>> start Available data

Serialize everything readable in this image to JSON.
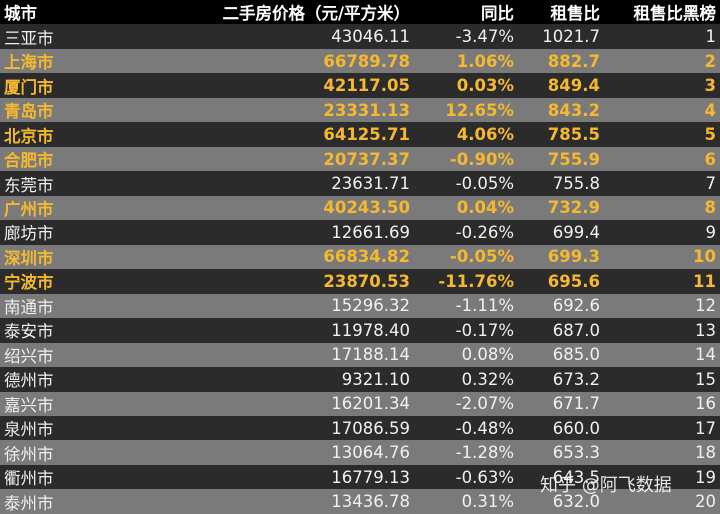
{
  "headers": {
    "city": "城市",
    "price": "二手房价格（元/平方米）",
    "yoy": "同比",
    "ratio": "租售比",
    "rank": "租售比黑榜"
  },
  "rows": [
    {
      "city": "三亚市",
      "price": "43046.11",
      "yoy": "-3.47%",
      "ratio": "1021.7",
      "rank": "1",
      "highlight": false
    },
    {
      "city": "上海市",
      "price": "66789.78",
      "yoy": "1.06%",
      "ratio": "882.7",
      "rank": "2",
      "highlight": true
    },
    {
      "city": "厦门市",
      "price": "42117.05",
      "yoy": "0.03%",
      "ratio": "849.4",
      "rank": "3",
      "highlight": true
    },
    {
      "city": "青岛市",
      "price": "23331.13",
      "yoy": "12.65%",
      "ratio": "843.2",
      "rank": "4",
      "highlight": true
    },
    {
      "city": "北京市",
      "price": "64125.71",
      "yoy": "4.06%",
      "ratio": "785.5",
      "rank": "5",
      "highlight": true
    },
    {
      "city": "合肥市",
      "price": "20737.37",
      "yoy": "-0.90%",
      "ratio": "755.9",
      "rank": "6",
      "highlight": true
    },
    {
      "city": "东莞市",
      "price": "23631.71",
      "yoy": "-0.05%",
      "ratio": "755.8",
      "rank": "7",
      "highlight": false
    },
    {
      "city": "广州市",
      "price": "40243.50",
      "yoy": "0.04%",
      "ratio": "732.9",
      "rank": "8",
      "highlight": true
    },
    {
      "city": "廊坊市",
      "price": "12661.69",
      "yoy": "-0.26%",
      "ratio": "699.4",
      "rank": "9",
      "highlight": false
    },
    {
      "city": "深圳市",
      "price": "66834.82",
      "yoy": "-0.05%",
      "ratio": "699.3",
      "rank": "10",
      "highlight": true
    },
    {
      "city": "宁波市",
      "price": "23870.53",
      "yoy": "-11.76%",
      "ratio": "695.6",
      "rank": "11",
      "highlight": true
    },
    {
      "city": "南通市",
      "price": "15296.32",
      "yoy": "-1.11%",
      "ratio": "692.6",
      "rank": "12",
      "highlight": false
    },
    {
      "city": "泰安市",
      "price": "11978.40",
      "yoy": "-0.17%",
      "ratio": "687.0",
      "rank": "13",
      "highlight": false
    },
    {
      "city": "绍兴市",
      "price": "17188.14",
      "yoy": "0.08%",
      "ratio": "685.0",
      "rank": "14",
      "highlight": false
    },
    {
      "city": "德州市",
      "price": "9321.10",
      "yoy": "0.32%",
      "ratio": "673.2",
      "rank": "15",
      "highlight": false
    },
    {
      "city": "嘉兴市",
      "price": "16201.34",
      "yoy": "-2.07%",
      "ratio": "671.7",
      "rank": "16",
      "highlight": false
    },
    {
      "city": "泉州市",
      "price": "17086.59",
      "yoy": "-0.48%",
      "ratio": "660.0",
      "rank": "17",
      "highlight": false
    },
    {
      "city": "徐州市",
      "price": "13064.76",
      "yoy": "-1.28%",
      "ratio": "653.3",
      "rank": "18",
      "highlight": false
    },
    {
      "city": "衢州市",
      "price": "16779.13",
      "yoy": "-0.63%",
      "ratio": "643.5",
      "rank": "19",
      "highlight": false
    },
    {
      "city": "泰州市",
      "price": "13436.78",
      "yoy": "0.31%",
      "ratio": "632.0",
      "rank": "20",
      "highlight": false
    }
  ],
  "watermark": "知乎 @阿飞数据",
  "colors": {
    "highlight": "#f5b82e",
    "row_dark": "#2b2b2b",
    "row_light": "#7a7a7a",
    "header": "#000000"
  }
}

>> end Available data
>> start Available data

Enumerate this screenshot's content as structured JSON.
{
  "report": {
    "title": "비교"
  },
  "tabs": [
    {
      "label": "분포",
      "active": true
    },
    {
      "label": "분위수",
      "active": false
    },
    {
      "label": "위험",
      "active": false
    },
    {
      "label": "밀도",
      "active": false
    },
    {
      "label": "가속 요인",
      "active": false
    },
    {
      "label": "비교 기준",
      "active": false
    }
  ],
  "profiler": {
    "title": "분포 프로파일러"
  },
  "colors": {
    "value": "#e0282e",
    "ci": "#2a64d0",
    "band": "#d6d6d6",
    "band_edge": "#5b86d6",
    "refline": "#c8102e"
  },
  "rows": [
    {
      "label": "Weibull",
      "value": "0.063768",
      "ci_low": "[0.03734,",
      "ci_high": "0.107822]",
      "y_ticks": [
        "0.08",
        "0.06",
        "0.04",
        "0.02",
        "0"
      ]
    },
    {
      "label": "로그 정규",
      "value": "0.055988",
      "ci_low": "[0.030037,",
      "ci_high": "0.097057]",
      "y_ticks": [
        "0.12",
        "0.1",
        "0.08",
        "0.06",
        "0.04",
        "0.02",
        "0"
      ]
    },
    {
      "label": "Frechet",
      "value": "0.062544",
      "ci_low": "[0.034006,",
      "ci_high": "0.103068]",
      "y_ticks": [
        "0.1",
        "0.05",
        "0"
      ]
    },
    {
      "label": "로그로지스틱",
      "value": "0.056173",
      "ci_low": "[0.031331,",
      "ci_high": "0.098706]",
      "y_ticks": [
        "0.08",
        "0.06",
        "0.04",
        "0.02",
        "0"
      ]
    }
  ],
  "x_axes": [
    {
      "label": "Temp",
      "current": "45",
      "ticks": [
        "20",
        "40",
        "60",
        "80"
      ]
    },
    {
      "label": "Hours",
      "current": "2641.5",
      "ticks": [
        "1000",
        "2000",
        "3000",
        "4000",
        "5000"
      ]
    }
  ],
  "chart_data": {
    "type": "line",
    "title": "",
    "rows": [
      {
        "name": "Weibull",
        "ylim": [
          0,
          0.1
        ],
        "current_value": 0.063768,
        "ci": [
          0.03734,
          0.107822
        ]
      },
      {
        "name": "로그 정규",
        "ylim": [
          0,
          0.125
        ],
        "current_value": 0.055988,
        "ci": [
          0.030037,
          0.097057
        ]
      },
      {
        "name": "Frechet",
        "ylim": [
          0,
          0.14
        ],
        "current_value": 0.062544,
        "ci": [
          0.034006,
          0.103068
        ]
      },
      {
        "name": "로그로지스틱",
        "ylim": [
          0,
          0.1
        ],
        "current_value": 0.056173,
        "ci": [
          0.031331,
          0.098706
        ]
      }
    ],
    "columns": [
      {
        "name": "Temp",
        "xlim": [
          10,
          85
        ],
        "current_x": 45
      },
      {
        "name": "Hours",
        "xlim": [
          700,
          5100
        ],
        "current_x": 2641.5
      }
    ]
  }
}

>> end Available data

→ **Direction**: Pull out all lines of the data with the string "name".

→ **Answer to this task**:
        "name": "Weibull",
        "name": "로그 정규",
        "name": "Frechet",
        "name": "로그로지스틱",
        "name": "Temp",
        "name": "Hours",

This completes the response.